Le texte de Jean Chambon publié dans notre blog la semaine passée suscite des commentaires. Jean Chambon répond à deux d’entre eux : Denis Krys et Alain Boussard.
Le point de vue de Denis Krys et celui d’Alain Boussard sont consultables dans les commentaires de l’article de Jean Chambon.
Réponse de Jean Chambon à Denis Krys
Cher camarade Denis,
J’ai lu avec intérêt ton commentaire et te remercie de participer à ce débat important pour notre peuple et pour notre parti. Tu ne seras pas étonné que je partage la première partie de ton commentaire ainsi que ton interpellation formulée dans la seconde que je résume : notre position de principe nous conduit-elle à placer l’intérêt du parti avant le besoin d’un rassemblement populaire agissant ? C’est une question majeure à laquelle notre dernier congrès répond. C’est le rassemblement populaire agissant à la construction duquel notre parti doit mobiliser toutes ses forces qui créera les conditions de la crédibilité et de l’efficacité d’une candidature communiste à la présidentielle et du niveau le plus élevé d’éventuels accords d’union. Je n’oppose pas rassemblement populaire et union, mais pour moi, celle-ci se situe en bout du processus et non comme son point de départ. L’union est un moyen et non un objectif en soi qui se substituerait au rassemblement populaire !
La vraie question posée alors à tous les communistes est celle-ci : quel contenu, quelle bataille idéologique, quelles initiatives autonomes les communistes doivent-ils porter de manière offensive avec les salariés et les citoyens pour qu’ils se mettent en mouvement pour porter leurs exigences et avec conscience des rapports de forces et des obstacles à lever ? Il s’agit donc bien de traduire dans la vie notre singularité de communiste. De ce point de vue, nos idées, nos propositions transformatrices en rupture avec le capitalisme et toutes les variantes libérales sont le moyen d’ouvrir la voie à un dépassement du capitalisme et à une nouvelle civilisation.
L’objectif de ce blog et des articles que tu pourras consulter est de nourrir cette démarche de fond, d’être une aide aux communistes pour qu’ils la fassent vivre.
Réponse de Jean Chambon à Alain Boussard
Cher Alain,
Bien sur que la discussion n’est pas close et heureusement!

■ DOCUMENTS FOURNIS

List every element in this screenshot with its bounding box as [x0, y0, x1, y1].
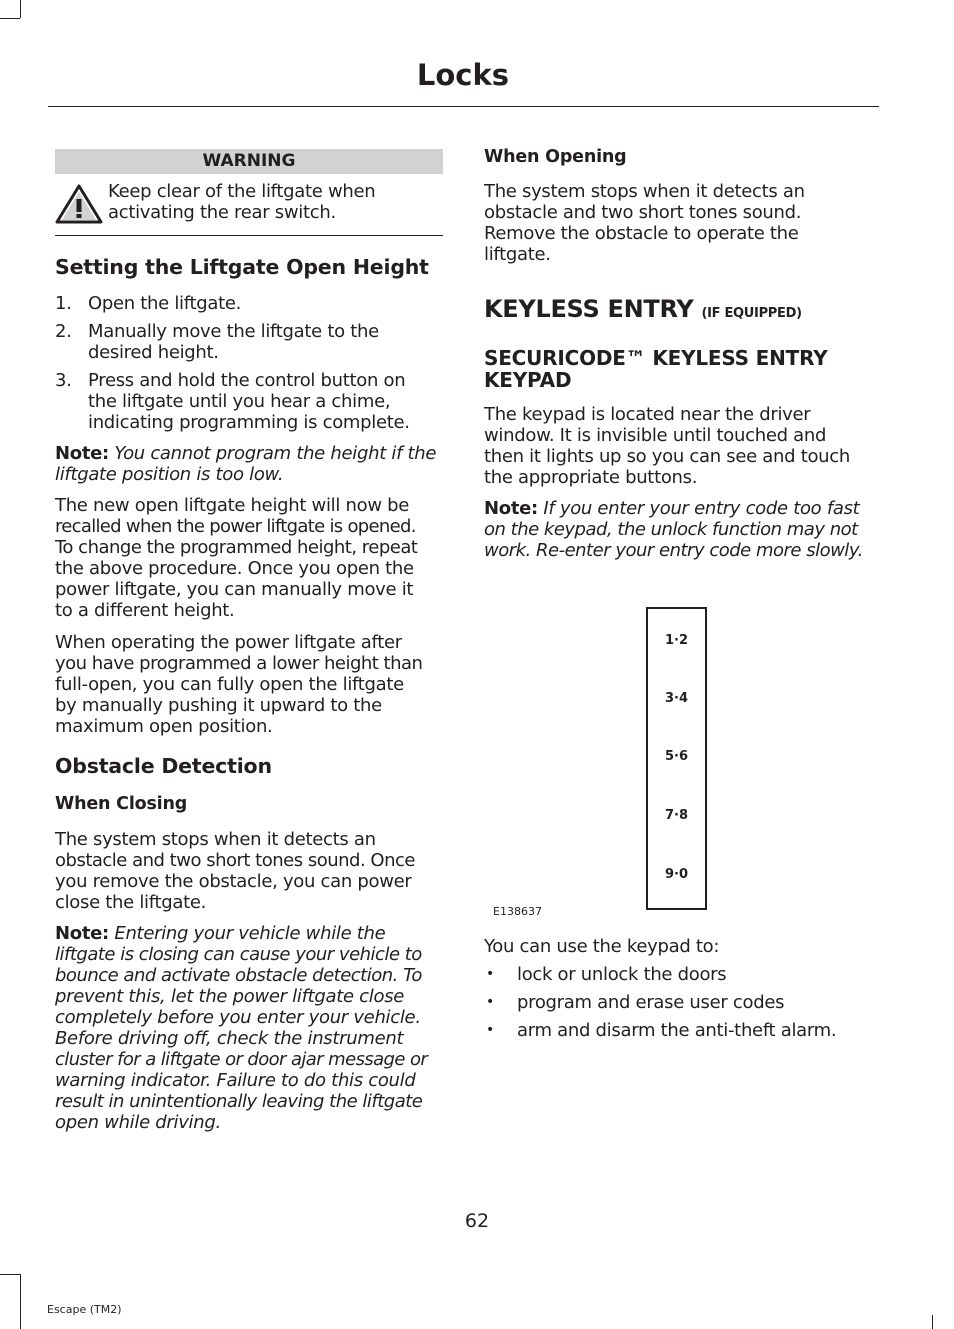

■ TRAVAIL DEMANDÉ
Poursuivez, s'il vous plaît, la réponse de Jean Chambon à ses commentateurs en reprenant juste après sa dernière phrase.

■ RÉSULTAT DE L'EXERCICE
Ce qu’il faut justement, c’est ouvrir cette discussion en veillant aux termes. C’est en cela que le dernier congrès a décidé d’une stratégie nouvelle à défricher. Comme tu as pu le lire, je termine par la citation du texte du congrès consacré à cette question:
«L’élection présidentielle est un moment structurant de la vie politique. Si elle bride les potentialités du mouvement populaire en les conditionnant à une personnalisation du débat politique, sur-détermine l’ensemble des échéances électorales, elle est incontestablement l’occasion pour chaque formation de mettre en débat son projet et ses idées à l’échelle du pays. Le Parti doit travailler à créer les conditions d’une candidature communiste à l’élection présidentielle de 2022.»
Créer ces conditions sont de la responsabilité des communistes et de toutes les organisations du parti. Y parvenir est possible et nécessaire j’en suis convaincu.
Notre orientation politique a pu être décidée parce qu’au préalable nous avions cherché à comprendre pourquoi nous ne parvenions pas malgré l’engagement des communistes, à avoir des résultats à la hauteur de nos ambitions tant en forces organisées qu’en audience électorale.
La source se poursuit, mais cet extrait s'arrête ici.